WRITTEN PROBLEM → Every line below that contains "name" is to be copied.

RECORDS FOR THIS TASK →
◆ ◆ ◆ ◆ ◆

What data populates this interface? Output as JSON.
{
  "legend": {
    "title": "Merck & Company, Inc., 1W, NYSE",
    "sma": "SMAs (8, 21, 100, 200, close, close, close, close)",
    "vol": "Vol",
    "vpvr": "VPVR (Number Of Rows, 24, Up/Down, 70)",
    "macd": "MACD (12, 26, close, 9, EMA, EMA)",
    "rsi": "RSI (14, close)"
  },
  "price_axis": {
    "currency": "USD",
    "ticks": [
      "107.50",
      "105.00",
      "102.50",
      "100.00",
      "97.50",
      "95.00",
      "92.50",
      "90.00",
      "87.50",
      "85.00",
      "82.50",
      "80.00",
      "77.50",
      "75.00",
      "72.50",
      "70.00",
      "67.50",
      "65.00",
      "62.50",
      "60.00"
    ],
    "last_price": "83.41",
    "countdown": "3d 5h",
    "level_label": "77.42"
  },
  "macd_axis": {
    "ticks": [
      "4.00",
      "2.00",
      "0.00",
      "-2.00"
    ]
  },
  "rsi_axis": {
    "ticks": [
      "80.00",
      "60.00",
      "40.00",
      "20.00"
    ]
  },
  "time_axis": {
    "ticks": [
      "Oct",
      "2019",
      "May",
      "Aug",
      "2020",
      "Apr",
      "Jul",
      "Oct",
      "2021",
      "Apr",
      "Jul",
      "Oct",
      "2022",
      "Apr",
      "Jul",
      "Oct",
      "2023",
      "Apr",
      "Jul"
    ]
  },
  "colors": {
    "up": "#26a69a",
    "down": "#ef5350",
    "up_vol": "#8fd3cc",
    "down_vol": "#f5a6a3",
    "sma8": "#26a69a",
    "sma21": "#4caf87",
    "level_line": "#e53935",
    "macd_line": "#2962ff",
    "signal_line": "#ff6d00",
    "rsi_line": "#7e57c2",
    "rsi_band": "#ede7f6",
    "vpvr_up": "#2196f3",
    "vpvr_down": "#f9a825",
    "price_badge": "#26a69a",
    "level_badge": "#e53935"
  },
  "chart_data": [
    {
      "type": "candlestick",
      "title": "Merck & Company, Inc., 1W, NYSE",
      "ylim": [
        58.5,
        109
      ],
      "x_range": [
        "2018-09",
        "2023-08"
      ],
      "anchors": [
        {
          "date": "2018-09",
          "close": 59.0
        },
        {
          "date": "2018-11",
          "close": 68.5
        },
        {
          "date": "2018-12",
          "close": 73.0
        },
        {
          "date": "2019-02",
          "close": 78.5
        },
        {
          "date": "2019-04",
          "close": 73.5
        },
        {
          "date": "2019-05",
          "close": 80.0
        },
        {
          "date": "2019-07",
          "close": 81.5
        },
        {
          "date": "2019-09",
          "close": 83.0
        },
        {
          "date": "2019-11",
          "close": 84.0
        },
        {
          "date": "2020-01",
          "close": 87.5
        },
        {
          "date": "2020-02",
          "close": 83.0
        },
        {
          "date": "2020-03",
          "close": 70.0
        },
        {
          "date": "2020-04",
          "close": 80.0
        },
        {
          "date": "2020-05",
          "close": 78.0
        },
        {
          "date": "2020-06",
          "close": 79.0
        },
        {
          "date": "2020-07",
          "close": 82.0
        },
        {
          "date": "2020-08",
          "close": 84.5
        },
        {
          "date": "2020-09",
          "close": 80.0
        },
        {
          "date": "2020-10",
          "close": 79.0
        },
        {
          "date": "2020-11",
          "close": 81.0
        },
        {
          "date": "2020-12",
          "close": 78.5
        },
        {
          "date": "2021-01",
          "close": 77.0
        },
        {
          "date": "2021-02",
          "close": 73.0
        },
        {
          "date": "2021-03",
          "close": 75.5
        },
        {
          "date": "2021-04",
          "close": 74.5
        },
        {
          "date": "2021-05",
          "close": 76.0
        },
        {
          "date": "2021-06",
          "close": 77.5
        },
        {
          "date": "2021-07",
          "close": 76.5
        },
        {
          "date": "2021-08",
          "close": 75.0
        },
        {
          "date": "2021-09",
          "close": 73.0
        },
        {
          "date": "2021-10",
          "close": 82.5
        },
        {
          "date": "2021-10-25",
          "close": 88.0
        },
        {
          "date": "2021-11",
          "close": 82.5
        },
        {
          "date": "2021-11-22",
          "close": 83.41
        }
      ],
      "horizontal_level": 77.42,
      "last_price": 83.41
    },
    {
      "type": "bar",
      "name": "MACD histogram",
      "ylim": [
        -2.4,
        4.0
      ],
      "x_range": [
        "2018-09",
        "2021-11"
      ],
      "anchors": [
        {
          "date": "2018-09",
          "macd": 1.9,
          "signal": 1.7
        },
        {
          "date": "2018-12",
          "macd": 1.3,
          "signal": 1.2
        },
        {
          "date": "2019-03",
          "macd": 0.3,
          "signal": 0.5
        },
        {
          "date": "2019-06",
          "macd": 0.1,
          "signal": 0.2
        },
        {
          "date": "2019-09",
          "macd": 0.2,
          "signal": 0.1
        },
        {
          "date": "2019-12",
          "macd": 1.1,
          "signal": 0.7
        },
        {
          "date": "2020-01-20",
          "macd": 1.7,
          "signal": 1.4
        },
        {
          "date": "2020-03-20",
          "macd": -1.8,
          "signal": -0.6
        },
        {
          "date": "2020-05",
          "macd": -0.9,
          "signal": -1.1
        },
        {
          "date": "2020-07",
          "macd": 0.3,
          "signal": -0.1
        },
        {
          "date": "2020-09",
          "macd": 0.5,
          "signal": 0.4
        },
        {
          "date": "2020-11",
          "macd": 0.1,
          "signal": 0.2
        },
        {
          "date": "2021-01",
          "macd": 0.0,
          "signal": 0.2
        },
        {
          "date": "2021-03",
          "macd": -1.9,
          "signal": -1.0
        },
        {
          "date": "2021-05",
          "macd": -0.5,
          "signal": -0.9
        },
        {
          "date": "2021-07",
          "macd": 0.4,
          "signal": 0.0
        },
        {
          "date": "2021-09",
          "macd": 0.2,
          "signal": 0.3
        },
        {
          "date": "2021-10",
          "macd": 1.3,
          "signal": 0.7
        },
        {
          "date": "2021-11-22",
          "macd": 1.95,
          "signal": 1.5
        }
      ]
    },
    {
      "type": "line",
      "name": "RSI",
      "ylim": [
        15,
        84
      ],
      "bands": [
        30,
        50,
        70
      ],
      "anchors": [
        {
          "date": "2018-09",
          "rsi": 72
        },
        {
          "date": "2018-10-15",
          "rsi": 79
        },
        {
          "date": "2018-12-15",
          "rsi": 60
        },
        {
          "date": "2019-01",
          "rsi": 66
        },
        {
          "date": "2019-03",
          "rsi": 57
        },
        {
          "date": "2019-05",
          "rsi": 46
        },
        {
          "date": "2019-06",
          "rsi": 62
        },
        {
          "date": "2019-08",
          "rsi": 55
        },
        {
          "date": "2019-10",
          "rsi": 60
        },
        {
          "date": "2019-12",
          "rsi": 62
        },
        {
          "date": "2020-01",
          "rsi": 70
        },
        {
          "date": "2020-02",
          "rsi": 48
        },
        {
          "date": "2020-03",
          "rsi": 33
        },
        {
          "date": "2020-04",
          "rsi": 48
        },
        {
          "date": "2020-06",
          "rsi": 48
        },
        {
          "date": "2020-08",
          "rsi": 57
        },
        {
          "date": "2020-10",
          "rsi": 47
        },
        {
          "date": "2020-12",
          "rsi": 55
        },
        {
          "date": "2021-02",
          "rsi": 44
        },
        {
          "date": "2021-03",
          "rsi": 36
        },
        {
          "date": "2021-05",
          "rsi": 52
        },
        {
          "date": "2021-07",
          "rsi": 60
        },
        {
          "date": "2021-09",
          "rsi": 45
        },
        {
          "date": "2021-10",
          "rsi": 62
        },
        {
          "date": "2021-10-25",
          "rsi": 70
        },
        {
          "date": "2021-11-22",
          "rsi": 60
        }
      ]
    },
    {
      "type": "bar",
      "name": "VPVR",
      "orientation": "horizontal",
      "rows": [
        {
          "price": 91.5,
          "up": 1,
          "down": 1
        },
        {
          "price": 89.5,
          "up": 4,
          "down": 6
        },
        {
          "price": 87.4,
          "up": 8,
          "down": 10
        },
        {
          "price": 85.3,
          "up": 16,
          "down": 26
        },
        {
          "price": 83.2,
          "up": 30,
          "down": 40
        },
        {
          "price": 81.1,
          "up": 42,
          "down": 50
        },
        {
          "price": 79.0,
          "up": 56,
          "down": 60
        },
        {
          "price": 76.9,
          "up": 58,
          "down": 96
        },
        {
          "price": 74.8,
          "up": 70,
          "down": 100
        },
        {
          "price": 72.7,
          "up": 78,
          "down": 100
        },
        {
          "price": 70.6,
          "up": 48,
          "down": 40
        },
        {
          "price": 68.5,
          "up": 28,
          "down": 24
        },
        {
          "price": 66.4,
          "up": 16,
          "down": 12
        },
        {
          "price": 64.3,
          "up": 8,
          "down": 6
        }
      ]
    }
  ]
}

◆ ◆ ◆ ◆ ◆

EXERCISE ANSWER →
      "name": "MACD histogram",
      "name": "RSI",
      "name": "VPVR",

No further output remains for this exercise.